■ TASK OBJECTIVE ■
The records below must be copied in full; omit the images.

■ DATA LISTING ■
* * * * * * * * *
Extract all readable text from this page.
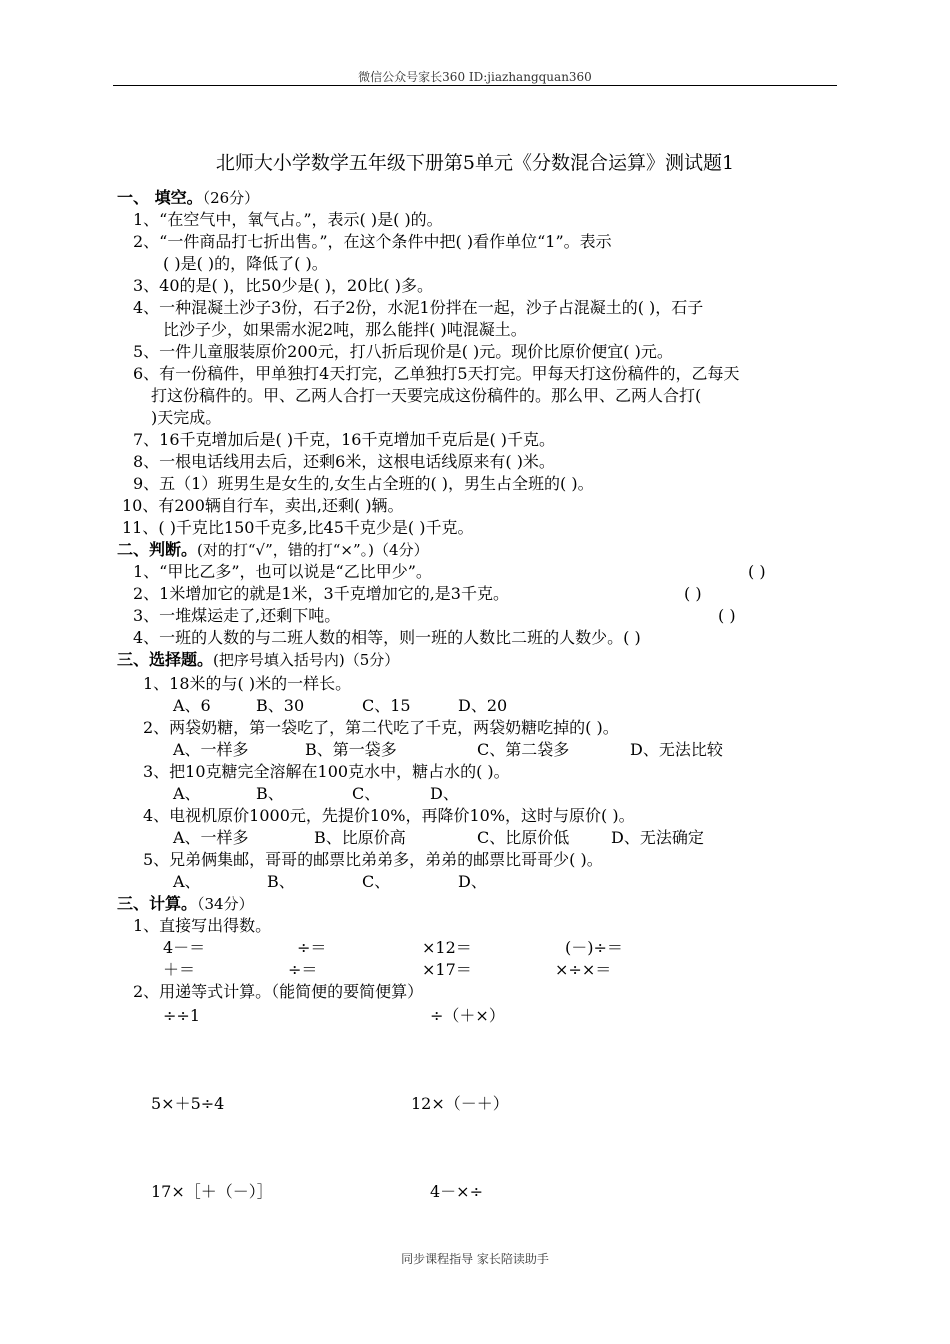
微信公众号家长360 ID:jiazhangquan360
北师大小学数学五年级下册第5单元《分数混合运算》测试题1
一、 填空。（26分）
1、“在空气中，氧气占。”，表示( )是( )的。
2、“一件商品打七折出售。”，在这个条件中把( )看作单位“1”。表示
( )是( )的，降低了( )。
3、40的是( )，比50少是( )，20比( )多。
4、一种混凝土沙子3份，石子2份，水泥1份拌在一起，沙子占混凝土的( )，石子
比沙子少，如果需水泥2吨，那么能拌( )吨混凝土。
5、一件儿童服装原价200元，打八折后现价是( )元。现价比原价便宜( )元。
6、有一份稿件，甲单独打4天打完，乙单独打5天打完。甲每天打这份稿件的，乙每天
打这份稿件的。甲、乙两人合打一天要完成这份稿件的。那么甲、乙两人合打(
)天完成。
7、16千克增加后是( )千克，16千克增加千克后是( )千克。
8、一根电话线用去后，还剩6米，这根电话线原来有( )米。
9、五（1）班男生是女生的,女生占全班的( )，男生占全班的( )。
10、有200辆自行车，卖出,还剩( )辆。
11、( )千克比150千克多,比45千克少是( )千克。
二、判断。(对的打“√”，错的打“×”。)（4分）
1、“甲比乙多”，也可以说是“乙比甲少”。	( )
2、1米增加它的就是1米，3千克增加它的,是3千克。	( )
3、一堆煤运走了,还剩下吨。	( )
4、一班的人数的与二班人数的相等，则一班的人数比二班的人数少。( )
三、选择题。(把序号填入括号内)（5分）
1、18米的与( )米的一样长。
A、6	B、30	C、15	D、20
2、两袋奶糖，第一袋吃了，第二代吃了千克，两袋奶糖吃掉的( )。
A、一样多	B、第一袋多	C、第二袋多	D、无法比较
3、把10克糖完全溶解在100克水中，糖占水的( )。
A、	B、	C、	D、
4、电视机原价1000元，先提价10%，再降价10%，这时与原价( )。
A、一样多	B、比原价高	C、比原价低	D、无法确定
5、兄弟俩集邮，哥哥的邮票比弟弟多，弟弟的邮票比哥哥少( )。
A、	B、	C、	D、
三、计算。（34分）
1、直接写出得数。
4－＝	÷＝	×12＝	(－)÷＝
＋＝	÷＝	×17＝	×÷×＝
2、用递等式计算。（能简便的要简便算）
÷÷1	÷（＋×）
5×＋5÷4	12×（－＋）
17×［＋（－）］	4－×÷
同步课程指导 家长陪读助手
* * * * * * * * *
■ THE RESPONSE ■
Extract all readable text from this page.
微信公众号家长360 ID:jiazhangquan360
北师大小学数学五年级下册第5单元《分数混合运算》测试题1
一、 填空。（26分）
1、“在空气中，氧气占。”，表示( )是( )的。
2、“一件商品打七折出售。”，在这个条件中把( )看作单位“1”。表示
( )是( )的，降低了( )。
3、40的是( )，比50少是( )，20比( )多。
4、一种混凝土沙子3份，石子2份，水泥1份拌在一起，沙子占混凝土的( )，石子
比沙子少，如果需水泥2吨，那么能拌( )吨混凝土。
5、一件儿童服装原价200元，打八折后现价是( )元。现价比原价便宜( )元。
6、有一份稿件，甲单独打4天打完，乙单独打5天打完。甲每天打这份稿件的，乙每天
打这份稿件的。甲、乙两人合打一天要完成这份稿件的。那么甲、乙两人合打(
)天完成。
7、16千克增加后是( )千克，16千克增加千克后是( )千克。
8、一根电话线用去后，还剩6米，这根电话线原来有( )米。
9、五（1）班男生是女生的,女生占全班的( )，男生占全班的( )。
10、有200辆自行车，卖出,还剩( )辆。
11、( )千克比150千克多,比45千克少是( )千克。
二、判断。(对的打“√”，错的打“×”。)（4分）
1、“甲比乙多”，也可以说是“乙比甲少”。	( )
2、1米增加它的就是1米，3千克增加它的,是3千克。	( )
3、一堆煤运走了,还剩下吨。	( )
4、一班的人数的与二班人数的相等，则一班的人数比二班的人数少。( )
三、选择题。(把序号填入括号内)（5分）
1、18米的与( )米的一样长。
A、6	B、30	C、15	D、20
2、两袋奶糖，第一袋吃了，第二代吃了千克，两袋奶糖吃掉的( )。
A、一样多	B、第一袋多	C、第二袋多	D、无法比较
3、把10克糖完全溶解在100克水中，糖占水的( )。
A、	B、	C、	D、
4、电视机原价1000元，先提价10%，再降价10%，这时与原价( )。
A、一样多	B、比原价高	C、比原价低	D、无法确定
5、兄弟俩集邮，哥哥的邮票比弟弟多，弟弟的邮票比哥哥少( )。
A、	B、	C、	D、
三、计算。（34分）
1、直接写出得数。
4－＝	÷＝	×12＝	(－)÷＝
＋＝	÷＝	×17＝	×÷×＝
2、用递等式计算。（能简便的要简便算）
÷÷1	÷（＋×）
5×＋5÷4	12×（－＋）
17×［＋（－）］	4－×÷
同步课程指导 家长陪读助手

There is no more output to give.